===== Extrait du document =====

Notre histoire ne manque pas de dates glorieuses, de pages épiques écrites dans le sang, pour la reconquête de son indépendance nationale et l’édification d’un Etat démocratique moderne. Mais la mémoire vive de notre guerre de libération ne saurait être réduite à une simple succession de batailles, aussi glorieuses fussent-elles.

Les objectifs étaient de doter le mouvement insurrectionnel d’une direction politique en phase avec le développement de la guerre anticoloniale afin d’établir et de mettre en place les institutions quasi importantes, tels que le Conseil National de la Révolution Algérienne (CNRA), et le Comité de Coordination et d’Exécution (CCE).

Sur le terrain militaire, la guérilla s’étend inexorablement tandis que les unités de l’armée de libération nationale infligent à l’armée coloniale françaises ses premières défaites. L’histoire retiendra une période de flottement entre 1954 et 1956, il n’y avait aucune direction politique. A la veille de ce congrès qui se déroulera le 20 août 1956, deux hommes formidables et géniaux que la Révolution va découvrir sont Abane et Ben Mhidi. Le premier réintégrera la lutte en février 1955 après avoir purgé cinq années de détention dans les prisons françaises de 1950 à 1955. Les antagonistes venant de tous bords n’ont malheureusement retenu que les deux principes posés dans cette plate-forme : la primauté du politique sur le militaire, et la primauté de l’intérieur sur l’extérieur. En définitif, le congrès de la Soummam fut l’acte fondateur de la République algérienne post-coloniale.

===== Données fournies =====

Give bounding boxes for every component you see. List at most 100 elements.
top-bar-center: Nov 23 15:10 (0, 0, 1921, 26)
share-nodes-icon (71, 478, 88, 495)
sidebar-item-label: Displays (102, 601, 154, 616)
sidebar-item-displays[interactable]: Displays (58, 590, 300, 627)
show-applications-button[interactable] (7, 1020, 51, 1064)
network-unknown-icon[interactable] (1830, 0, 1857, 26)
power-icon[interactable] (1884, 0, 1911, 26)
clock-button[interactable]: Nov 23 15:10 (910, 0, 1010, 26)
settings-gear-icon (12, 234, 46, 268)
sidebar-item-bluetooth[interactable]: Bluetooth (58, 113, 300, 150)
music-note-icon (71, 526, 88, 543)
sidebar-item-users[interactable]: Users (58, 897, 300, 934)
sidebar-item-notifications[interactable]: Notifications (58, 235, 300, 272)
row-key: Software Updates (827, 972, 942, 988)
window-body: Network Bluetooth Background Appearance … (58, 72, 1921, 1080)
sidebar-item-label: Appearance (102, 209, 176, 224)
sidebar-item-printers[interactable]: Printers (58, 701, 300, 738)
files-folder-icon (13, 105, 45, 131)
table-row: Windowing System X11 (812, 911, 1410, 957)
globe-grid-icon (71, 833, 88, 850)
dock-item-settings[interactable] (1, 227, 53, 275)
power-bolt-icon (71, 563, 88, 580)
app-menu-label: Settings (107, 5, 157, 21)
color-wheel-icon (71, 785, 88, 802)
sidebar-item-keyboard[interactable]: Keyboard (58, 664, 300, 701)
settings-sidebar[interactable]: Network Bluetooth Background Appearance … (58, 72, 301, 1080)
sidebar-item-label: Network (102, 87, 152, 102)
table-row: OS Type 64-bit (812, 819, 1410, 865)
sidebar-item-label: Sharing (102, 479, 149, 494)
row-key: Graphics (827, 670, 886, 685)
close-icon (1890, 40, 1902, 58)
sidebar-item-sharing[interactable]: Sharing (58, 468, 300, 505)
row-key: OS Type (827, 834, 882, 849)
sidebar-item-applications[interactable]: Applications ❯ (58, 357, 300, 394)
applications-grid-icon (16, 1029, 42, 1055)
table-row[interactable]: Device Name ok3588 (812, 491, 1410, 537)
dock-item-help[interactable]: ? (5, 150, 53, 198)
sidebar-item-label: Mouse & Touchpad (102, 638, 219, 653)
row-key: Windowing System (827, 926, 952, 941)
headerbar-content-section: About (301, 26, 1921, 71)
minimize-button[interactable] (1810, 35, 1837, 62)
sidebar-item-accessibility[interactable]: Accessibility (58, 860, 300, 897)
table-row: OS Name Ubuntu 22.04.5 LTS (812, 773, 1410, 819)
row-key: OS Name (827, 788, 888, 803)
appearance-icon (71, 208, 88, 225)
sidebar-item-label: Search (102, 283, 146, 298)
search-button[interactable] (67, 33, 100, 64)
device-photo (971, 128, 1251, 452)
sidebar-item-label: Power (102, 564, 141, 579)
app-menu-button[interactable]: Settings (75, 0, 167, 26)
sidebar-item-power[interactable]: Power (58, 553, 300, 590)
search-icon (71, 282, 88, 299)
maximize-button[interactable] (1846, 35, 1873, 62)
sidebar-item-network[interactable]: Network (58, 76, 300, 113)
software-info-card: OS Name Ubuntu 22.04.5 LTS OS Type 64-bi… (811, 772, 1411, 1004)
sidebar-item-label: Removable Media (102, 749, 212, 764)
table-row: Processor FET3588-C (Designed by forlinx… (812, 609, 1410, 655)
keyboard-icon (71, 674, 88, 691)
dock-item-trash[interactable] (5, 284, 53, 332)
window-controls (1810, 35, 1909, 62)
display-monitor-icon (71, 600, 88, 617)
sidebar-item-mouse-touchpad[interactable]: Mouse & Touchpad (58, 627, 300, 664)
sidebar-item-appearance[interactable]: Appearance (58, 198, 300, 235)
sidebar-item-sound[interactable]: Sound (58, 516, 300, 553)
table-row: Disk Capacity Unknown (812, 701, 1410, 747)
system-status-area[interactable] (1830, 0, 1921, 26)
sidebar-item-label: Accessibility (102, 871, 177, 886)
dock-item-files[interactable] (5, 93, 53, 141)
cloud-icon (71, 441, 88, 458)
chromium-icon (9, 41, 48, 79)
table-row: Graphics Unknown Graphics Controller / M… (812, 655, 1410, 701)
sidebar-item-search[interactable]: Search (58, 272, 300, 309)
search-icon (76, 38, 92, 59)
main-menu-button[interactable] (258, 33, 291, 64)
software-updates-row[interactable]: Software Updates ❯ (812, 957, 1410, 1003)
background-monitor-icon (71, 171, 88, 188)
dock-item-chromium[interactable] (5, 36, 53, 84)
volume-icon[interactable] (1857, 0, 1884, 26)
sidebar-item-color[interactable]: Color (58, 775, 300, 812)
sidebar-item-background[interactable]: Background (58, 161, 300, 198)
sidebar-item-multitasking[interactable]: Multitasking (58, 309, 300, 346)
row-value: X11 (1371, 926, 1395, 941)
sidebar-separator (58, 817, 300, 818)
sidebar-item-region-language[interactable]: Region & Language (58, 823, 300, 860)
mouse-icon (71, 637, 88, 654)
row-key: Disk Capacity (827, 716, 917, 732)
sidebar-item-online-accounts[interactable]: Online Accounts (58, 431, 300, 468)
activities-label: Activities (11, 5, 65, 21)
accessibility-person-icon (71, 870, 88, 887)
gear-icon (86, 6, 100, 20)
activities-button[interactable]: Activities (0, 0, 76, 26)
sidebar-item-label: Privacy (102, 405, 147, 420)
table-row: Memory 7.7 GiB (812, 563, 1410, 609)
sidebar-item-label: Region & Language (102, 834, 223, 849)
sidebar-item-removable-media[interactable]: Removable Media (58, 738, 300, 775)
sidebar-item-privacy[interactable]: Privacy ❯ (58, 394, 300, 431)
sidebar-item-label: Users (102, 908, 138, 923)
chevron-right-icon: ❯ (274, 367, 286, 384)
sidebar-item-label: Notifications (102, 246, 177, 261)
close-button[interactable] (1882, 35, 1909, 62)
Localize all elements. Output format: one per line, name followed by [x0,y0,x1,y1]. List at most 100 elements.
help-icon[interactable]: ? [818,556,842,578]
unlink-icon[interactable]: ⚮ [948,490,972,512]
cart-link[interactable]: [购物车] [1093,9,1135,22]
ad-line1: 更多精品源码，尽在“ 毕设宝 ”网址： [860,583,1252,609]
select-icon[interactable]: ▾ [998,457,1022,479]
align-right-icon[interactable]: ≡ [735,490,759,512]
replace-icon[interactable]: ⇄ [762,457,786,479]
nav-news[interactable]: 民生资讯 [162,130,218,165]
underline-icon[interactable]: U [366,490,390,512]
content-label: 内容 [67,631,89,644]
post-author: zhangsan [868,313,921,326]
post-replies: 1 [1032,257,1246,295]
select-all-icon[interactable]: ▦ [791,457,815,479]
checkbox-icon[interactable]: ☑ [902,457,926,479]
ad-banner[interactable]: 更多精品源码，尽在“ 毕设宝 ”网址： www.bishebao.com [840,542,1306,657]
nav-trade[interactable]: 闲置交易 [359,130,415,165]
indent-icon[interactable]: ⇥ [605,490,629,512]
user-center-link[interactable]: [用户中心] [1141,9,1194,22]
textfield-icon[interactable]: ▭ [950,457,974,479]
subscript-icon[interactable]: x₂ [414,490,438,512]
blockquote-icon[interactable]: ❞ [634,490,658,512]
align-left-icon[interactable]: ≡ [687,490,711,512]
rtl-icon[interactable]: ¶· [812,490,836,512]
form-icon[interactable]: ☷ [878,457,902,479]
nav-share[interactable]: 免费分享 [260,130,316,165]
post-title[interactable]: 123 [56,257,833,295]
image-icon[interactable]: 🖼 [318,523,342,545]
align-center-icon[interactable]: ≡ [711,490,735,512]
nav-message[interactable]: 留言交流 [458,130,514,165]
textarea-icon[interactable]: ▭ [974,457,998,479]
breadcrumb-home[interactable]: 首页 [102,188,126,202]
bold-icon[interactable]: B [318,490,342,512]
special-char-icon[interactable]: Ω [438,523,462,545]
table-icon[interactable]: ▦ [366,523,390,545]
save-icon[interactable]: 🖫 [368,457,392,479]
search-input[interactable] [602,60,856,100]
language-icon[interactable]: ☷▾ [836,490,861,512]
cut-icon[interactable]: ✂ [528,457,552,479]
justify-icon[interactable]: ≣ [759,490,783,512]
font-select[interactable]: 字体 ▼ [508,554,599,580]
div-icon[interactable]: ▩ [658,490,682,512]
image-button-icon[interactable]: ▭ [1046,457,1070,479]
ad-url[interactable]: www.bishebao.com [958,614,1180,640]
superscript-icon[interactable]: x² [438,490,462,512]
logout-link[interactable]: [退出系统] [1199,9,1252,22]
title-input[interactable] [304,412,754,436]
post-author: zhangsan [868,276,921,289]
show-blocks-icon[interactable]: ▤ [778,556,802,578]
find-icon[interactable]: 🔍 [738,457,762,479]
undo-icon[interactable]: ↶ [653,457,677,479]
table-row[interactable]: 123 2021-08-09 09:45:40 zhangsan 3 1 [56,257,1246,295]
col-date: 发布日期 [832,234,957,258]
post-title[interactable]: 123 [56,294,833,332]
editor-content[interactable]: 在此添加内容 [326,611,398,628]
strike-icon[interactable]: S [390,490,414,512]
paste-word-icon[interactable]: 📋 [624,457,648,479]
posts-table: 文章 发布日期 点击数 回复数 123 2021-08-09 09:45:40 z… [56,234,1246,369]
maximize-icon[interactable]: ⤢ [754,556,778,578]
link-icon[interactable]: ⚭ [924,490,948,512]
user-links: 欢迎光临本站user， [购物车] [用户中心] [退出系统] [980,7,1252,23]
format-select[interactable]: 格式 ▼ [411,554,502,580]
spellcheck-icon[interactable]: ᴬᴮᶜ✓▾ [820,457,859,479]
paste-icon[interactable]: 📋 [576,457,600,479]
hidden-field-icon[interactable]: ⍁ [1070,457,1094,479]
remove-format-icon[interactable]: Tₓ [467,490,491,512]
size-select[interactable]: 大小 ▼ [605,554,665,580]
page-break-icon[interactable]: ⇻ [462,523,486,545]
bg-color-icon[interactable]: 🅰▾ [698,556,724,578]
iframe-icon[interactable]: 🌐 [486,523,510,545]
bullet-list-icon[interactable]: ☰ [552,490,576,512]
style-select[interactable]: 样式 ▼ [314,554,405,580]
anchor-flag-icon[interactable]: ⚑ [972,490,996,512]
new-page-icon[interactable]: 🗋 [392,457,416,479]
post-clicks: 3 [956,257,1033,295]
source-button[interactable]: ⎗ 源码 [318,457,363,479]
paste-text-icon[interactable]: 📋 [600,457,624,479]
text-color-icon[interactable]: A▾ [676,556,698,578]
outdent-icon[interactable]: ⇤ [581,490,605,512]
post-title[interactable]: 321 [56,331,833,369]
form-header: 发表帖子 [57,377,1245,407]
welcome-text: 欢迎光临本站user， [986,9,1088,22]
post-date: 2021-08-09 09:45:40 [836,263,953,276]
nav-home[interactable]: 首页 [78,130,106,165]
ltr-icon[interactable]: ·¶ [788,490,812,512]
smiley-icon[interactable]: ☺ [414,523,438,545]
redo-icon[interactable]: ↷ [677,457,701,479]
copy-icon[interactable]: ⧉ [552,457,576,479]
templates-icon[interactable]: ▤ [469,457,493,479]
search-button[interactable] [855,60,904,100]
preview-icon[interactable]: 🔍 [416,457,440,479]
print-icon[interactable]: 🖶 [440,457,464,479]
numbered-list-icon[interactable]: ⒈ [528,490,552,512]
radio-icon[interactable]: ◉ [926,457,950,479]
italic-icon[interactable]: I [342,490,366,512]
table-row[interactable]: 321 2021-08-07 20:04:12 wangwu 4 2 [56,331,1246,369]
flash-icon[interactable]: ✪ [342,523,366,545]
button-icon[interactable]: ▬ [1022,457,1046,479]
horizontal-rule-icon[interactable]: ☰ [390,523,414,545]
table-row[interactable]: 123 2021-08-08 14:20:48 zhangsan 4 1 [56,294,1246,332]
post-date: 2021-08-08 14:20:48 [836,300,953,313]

=====

--- Consigne ---
Quelles années l'extrait sur le congrès de la Soummam mentionne-t-il ? Énumérez-les toutes, sans doublon. Ce matériel est distinct de l'extrait.

--- Corrigé ---
1950, 1954, 1955, 1956